* **What you will do**:
Gather up the lines with the word "config" in them.

* **Stored records**:
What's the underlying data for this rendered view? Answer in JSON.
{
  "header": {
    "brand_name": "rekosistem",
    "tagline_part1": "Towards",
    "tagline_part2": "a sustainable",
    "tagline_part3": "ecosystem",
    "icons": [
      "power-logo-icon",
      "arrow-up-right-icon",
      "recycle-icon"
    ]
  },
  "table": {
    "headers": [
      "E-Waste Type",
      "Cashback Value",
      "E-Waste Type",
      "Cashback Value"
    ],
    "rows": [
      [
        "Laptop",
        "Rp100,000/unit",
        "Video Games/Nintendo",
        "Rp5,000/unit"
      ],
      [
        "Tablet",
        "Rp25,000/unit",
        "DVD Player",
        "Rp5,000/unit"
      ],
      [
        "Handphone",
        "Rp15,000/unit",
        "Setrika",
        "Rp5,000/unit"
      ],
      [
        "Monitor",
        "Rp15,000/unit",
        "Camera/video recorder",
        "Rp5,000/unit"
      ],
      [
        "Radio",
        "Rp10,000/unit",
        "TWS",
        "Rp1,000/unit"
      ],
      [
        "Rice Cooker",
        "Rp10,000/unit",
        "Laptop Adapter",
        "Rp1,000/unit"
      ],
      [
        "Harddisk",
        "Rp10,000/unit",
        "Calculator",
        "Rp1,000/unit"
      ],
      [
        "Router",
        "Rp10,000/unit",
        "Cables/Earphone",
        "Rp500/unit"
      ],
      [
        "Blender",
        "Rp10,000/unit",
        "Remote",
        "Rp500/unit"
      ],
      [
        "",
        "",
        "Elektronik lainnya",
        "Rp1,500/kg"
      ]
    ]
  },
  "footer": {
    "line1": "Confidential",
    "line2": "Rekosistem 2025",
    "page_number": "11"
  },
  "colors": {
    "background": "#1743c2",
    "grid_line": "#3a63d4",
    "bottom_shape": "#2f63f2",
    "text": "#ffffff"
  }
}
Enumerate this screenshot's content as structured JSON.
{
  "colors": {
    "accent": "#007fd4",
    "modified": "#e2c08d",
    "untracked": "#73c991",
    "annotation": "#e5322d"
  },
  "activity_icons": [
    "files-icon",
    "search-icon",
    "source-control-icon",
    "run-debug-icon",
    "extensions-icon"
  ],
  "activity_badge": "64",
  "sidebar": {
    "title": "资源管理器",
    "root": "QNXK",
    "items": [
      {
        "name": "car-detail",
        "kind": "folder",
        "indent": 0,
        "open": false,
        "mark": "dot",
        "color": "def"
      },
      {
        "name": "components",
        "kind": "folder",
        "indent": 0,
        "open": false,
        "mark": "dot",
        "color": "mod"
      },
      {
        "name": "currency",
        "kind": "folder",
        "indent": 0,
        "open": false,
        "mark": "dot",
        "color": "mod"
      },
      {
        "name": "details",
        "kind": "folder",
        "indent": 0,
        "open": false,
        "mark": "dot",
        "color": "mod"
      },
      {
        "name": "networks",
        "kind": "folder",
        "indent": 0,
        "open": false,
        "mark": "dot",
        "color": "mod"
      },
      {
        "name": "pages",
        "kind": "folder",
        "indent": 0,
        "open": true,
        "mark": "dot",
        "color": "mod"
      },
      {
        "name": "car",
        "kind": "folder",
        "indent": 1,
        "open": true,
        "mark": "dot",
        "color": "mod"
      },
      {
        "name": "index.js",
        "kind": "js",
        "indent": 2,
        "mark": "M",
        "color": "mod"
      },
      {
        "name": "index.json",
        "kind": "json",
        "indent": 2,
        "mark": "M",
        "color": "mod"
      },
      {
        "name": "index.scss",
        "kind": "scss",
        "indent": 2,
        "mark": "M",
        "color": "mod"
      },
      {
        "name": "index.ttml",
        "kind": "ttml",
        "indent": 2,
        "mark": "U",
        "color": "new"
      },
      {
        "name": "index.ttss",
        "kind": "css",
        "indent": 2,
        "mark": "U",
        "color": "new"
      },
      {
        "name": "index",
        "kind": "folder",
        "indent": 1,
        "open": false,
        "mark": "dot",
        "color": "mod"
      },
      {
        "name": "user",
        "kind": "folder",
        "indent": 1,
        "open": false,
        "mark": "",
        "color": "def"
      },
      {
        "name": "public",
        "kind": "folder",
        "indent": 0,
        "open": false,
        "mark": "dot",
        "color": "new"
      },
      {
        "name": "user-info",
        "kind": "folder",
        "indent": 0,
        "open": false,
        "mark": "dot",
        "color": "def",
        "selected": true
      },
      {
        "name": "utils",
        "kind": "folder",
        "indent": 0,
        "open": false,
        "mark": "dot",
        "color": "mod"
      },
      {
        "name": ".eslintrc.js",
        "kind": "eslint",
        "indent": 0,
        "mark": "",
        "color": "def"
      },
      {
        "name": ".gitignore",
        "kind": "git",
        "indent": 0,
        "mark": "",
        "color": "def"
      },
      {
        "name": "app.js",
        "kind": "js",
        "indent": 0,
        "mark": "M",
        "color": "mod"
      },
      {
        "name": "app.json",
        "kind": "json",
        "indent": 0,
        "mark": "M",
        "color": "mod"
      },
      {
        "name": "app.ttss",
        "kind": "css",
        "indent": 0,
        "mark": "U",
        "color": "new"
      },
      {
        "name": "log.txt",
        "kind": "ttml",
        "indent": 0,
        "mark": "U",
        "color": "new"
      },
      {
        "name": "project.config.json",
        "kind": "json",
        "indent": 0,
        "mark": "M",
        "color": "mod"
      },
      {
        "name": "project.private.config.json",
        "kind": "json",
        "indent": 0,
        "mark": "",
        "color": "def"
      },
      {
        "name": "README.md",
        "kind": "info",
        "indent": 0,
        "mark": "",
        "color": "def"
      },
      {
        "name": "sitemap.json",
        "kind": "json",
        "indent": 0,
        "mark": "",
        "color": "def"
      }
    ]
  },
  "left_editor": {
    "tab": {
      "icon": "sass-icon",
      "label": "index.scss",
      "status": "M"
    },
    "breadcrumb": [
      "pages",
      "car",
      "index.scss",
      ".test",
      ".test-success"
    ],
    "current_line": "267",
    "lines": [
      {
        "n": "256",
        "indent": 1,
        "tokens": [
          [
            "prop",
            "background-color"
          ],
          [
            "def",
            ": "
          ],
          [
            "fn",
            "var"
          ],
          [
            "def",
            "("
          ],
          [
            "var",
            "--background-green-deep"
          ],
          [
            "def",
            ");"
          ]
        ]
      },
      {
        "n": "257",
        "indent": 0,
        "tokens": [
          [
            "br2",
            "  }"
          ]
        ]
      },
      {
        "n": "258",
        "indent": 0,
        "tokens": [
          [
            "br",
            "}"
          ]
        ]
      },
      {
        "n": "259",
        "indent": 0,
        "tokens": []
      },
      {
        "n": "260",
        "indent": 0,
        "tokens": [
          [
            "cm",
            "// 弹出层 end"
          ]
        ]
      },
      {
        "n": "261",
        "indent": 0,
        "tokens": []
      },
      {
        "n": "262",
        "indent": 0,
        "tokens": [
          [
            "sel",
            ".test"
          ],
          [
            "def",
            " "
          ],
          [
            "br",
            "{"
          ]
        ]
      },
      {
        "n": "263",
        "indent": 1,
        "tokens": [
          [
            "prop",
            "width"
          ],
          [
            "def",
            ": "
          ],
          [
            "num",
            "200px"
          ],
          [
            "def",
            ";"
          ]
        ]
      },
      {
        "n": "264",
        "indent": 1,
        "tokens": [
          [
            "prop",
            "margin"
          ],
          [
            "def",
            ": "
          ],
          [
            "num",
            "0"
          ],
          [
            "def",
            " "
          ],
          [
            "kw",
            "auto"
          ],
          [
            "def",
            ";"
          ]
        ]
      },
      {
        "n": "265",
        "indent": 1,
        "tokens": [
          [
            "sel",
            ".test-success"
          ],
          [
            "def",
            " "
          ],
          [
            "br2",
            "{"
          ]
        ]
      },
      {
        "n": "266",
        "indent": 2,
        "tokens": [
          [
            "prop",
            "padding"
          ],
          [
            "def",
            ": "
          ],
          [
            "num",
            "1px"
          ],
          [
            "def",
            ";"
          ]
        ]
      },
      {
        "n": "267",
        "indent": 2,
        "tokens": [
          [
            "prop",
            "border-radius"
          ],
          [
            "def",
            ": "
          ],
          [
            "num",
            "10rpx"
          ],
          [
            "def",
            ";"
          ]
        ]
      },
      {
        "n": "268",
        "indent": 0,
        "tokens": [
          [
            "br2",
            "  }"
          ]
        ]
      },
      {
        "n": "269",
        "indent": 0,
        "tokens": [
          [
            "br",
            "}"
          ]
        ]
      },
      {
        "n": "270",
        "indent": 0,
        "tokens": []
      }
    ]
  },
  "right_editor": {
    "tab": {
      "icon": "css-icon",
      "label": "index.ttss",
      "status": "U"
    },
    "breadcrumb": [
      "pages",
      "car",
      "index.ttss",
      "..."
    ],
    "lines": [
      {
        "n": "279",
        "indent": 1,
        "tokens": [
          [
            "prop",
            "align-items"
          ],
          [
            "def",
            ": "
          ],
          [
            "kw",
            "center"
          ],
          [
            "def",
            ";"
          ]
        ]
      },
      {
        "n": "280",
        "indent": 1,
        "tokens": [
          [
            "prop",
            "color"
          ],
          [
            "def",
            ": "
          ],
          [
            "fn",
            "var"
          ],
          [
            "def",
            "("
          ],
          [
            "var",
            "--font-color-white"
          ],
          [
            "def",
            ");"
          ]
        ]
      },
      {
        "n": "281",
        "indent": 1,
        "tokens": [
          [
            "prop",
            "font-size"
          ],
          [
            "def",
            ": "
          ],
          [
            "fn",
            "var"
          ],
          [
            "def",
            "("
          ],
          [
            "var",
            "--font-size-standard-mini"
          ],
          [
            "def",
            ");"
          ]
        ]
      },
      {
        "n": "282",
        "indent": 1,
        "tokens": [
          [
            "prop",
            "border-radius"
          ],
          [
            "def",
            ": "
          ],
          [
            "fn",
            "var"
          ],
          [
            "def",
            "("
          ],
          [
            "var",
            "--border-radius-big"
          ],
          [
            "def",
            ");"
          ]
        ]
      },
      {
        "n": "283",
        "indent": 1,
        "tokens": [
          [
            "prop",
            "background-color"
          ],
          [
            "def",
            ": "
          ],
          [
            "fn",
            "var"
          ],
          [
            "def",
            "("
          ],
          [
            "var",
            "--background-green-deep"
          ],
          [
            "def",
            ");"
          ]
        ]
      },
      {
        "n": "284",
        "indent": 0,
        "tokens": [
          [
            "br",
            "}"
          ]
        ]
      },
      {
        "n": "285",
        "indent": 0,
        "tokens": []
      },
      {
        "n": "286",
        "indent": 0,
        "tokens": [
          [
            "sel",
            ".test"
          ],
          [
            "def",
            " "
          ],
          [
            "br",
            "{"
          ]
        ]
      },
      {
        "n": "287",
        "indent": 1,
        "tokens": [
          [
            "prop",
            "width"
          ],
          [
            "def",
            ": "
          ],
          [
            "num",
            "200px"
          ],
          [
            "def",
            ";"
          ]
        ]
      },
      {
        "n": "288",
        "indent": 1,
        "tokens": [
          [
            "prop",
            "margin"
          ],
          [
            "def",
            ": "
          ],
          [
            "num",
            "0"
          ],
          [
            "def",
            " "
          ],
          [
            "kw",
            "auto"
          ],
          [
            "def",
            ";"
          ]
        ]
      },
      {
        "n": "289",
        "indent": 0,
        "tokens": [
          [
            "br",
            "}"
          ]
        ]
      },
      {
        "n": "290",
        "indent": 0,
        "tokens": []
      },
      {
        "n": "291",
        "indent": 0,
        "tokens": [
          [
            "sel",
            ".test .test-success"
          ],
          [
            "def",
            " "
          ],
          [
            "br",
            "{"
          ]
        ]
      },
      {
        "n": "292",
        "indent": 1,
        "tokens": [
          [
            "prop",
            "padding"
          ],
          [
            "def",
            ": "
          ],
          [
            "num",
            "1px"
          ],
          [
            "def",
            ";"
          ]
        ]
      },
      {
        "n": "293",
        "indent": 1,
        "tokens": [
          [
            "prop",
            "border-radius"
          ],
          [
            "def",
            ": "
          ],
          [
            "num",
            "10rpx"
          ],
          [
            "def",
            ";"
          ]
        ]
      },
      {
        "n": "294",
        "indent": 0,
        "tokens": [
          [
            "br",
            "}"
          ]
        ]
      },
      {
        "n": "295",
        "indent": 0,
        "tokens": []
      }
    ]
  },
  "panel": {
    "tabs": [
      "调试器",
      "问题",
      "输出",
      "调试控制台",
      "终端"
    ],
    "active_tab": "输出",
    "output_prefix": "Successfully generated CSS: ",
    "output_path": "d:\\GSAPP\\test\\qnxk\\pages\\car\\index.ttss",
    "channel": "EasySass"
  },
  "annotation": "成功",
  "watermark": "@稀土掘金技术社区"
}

* **Exercise output**:
        "name": "project.config.json",
        "name": "project.private.config.json",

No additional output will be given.